-------- SELECTED EXTRACT

The Yiddish Policemen’s Union

By Michael Chabon

If Raymond Chandler had sat down with Isaac Bashevis Singer over a bottle of schnapps, they might have produced THE YIDDISH POLICEMEN’S UNION.

THE YIDDISH POLICEMEN’S UNION combines a noir murder mystery with Jewish messianic beliefs in a “what if . . . “ context that springs from an actual historical fact.

Chabon’s starting point is the 1940 Slattery Report that recommended that Alaska be used for temporarily resettling European Jews fleeing the Nazis. Ultimately, Alaska Territory Delegate to the U.S. House of Representatives Anthony J. Dimond prevented a vote on the recommendation from ever taking place.

----------------
-------- STORED DATA

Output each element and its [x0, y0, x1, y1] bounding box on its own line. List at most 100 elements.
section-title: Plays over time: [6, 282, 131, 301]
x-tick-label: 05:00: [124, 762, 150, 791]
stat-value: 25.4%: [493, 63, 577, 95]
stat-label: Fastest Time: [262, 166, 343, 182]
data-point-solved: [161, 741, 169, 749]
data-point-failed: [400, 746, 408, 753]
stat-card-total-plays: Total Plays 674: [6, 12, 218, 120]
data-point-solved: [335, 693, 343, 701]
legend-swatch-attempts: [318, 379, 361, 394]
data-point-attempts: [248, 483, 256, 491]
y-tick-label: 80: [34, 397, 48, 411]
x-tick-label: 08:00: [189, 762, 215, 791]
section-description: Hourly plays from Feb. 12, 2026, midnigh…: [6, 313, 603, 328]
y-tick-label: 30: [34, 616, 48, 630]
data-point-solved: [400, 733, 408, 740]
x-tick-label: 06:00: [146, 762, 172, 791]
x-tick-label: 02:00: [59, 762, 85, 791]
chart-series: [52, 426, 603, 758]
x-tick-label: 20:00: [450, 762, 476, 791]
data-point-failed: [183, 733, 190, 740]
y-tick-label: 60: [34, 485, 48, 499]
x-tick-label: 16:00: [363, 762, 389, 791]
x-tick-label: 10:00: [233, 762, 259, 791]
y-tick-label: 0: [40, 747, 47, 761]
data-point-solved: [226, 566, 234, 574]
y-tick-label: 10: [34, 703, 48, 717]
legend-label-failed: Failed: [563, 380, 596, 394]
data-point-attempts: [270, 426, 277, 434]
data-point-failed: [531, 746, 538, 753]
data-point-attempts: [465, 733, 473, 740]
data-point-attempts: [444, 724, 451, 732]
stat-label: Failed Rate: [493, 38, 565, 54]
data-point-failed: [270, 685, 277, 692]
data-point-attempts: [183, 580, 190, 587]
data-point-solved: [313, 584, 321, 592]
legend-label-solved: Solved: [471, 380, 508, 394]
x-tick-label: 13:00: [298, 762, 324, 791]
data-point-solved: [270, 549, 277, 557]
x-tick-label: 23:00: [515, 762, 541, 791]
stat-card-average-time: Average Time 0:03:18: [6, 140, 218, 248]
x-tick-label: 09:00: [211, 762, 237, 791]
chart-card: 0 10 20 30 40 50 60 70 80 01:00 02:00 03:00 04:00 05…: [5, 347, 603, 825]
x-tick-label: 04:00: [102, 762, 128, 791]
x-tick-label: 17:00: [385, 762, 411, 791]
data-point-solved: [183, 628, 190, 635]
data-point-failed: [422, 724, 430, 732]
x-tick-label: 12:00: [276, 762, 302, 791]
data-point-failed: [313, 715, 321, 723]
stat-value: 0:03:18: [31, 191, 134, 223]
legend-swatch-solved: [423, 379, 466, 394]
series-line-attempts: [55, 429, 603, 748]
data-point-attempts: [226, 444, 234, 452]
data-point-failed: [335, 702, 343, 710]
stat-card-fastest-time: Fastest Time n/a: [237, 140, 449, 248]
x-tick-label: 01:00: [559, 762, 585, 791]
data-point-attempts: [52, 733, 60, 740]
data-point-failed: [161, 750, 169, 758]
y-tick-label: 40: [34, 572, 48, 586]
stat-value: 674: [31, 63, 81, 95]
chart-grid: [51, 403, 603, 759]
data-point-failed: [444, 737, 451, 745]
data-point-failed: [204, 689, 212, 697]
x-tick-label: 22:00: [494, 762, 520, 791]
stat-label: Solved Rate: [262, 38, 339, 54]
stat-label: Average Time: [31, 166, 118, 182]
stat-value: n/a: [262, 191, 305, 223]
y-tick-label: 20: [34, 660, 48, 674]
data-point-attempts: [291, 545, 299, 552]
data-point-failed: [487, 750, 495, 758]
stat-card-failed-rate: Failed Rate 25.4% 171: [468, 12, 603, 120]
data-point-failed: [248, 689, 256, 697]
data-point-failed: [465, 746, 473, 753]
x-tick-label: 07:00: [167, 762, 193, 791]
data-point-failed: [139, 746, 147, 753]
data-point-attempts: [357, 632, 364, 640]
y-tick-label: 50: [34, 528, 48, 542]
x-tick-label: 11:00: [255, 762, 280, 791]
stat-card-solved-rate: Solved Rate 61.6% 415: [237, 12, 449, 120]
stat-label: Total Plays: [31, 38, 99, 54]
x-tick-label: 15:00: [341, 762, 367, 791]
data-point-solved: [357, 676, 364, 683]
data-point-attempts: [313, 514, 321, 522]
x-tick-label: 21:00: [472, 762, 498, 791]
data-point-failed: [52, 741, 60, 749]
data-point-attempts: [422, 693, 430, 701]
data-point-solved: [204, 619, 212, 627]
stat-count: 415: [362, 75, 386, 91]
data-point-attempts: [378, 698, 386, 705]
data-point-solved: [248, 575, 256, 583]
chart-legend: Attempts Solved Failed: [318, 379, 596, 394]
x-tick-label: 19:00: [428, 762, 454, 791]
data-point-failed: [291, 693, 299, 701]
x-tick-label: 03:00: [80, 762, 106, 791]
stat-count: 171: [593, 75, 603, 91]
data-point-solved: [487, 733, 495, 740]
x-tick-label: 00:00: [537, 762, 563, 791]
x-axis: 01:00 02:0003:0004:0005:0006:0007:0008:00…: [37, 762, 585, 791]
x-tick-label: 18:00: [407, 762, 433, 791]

----------------

> _WHAT TO WORK ON_:
Transcribe the portion of the review of The Yiddish Policemen’s Union that opens with the words "Chabon’s starting point" and closes with "ever taking place.".

> _RESPONSE BELOW_:
Chabon’s starting point is the 1940 Slattery Report that recommended that Alaska be used for temporarily resettling European Jews fleeing the Nazis. Ultimately, Alaska Territory Delegate to the U.S. House of Representatives Anthony J. Dimond prevented a vote on the recommendation from ever taking place.